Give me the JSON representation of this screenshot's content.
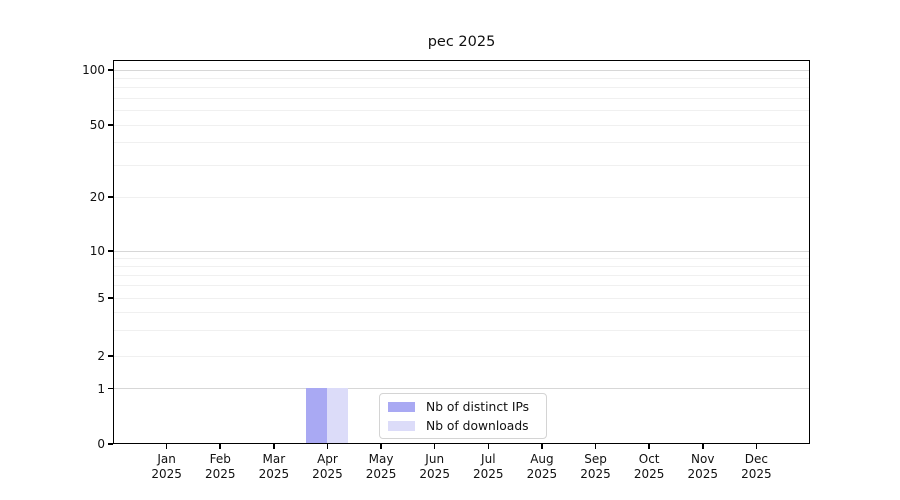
{
  "chart_data": {
    "type": "bar",
    "title": "pec 2025",
    "x_labels": [
      {
        "month": "Jan",
        "year": "2025"
      },
      {
        "month": "Feb",
        "year": "2025"
      },
      {
        "month": "Mar",
        "year": "2025"
      },
      {
        "month": "Apr",
        "year": "2025"
      },
      {
        "month": "May",
        "year": "2025"
      },
      {
        "month": "Jun",
        "year": "2025"
      },
      {
        "month": "Jul",
        "year": "2025"
      },
      {
        "month": "Aug",
        "year": "2025"
      },
      {
        "month": "Sep",
        "year": "2025"
      },
      {
        "month": "Oct",
        "year": "2025"
      },
      {
        "month": "Nov",
        "year": "2025"
      },
      {
        "month": "Dec",
        "year": "2025"
      }
    ],
    "series": [
      {
        "name": "Nb of distinct IPs",
        "color": "#a9a9f3",
        "values": [
          0,
          0,
          0,
          1,
          0,
          0,
          0,
          0,
          0,
          0,
          0,
          0
        ]
      },
      {
        "name": "Nb of downloads",
        "color": "#dcdcf9",
        "values": [
          0,
          0,
          0,
          1,
          0,
          0,
          0,
          0,
          0,
          0,
          0,
          0
        ]
      }
    ],
    "yaxis": {
      "scale": "log-like with 0 baseline",
      "tick_values": [
        0,
        1,
        2,
        5,
        10,
        20,
        50,
        100
      ],
      "major_gridlines": [
        1,
        10,
        100
      ],
      "minor_gridlines": [
        2,
        3,
        4,
        5,
        6,
        7,
        8,
        9,
        20,
        30,
        40,
        50,
        60,
        70,
        80,
        90
      ],
      "range": [
        0,
        112
      ]
    },
    "legend": {
      "entries": [
        "Nb of distinct IPs",
        "Nb of downloads"
      ],
      "position": "bottom-center"
    },
    "grid": true
  }
}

++++++++

## WHAT TO PRODUCE
Restate the whole listing above exactly, except for its images.

## ANSWER IN FULL
Give me the JSON representation of this screenshot's content.
{
  "chart_data": {
    "type": "bar",
    "title": "pec 2025",
    "x_labels": [
      {
        "month": "Jan",
        "year": "2025"
      },
      {
        "month": "Feb",
        "year": "2025"
      },
      {
        "month": "Mar",
        "year": "2025"
      },
      {
        "month": "Apr",
        "year": "2025"
      },
      {
        "month": "May",
        "year": "2025"
      },
      {
        "month": "Jun",
        "year": "2025"
      },
      {
        "month": "Jul",
        "year": "2025"
      },
      {
        "month": "Aug",
        "year": "2025"
      },
      {
        "month": "Sep",
        "year": "2025"
      },
      {
        "month": "Oct",
        "year": "2025"
      },
      {
        "month": "Nov",
        "year": "2025"
      },
      {
        "month": "Dec",
        "year": "2025"
      }
    ],
    "series": [
      {
        "name": "Nb of distinct IPs",
        "color": "#a9a9f3",
        "values": [
          0,
          0,
          0,
          1,
          0,
          0,
          0,
          0,
          0,
          0,
          0,
          0
        ]
      },
      {
        "name": "Nb of downloads",
        "color": "#dcdcf9",
        "values": [
          0,
          0,
          0,
          1,
          0,
          0,
          0,
          0,
          0,
          0,
          0,
          0
        ]
      }
    ],
    "yaxis": {
      "scale": "log-like with 0 baseline",
      "tick_values": [
        0,
        1,
        2,
        5,
        10,
        20,
        50,
        100
      ],
      "major_gridlines": [
        1,
        10,
        100
      ],
      "minor_gridlines": [
        2,
        3,
        4,
        5,
        6,
        7,
        8,
        9,
        20,
        30,
        40,
        50,
        60,
        70,
        80,
        90
      ],
      "range": [
        0,
        112
      ]
    },
    "legend": {
      "entries": [
        "Nb of distinct IPs",
        "Nb of downloads"
      ],
      "position": "bottom-center"
    },
    "grid": true
  }
}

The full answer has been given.